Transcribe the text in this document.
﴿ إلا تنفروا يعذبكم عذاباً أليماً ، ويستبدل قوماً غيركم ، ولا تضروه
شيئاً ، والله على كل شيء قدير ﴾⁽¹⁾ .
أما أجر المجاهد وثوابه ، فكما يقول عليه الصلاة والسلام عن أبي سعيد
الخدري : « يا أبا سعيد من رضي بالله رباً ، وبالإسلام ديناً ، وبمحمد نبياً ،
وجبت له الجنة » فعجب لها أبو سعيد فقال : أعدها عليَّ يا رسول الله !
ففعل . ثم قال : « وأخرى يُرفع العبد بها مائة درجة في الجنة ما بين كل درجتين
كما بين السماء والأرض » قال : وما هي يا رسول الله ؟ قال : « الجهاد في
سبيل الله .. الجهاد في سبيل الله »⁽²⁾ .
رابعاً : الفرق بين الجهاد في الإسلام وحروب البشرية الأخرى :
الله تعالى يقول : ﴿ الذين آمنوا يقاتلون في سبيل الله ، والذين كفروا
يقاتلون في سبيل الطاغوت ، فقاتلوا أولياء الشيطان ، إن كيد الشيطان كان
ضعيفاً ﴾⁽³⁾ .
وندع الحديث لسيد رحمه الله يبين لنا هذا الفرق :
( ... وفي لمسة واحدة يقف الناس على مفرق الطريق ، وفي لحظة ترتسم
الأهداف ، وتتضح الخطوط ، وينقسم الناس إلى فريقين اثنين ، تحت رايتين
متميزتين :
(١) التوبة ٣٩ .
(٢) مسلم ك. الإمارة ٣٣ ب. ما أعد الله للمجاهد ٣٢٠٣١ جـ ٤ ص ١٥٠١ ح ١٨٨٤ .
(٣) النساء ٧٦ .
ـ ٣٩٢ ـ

**********

From the entries above, copy out every line where the string "يقاتلون" appears.

الله تعالى يقول : ﴿ الذين آمنوا يقاتلون في سبيل الله ، والذين كفروا
يقاتلون في سبيل الطاغوت ، فقاتلوا أولياء الشيطان ، إن كيد الشيطان كان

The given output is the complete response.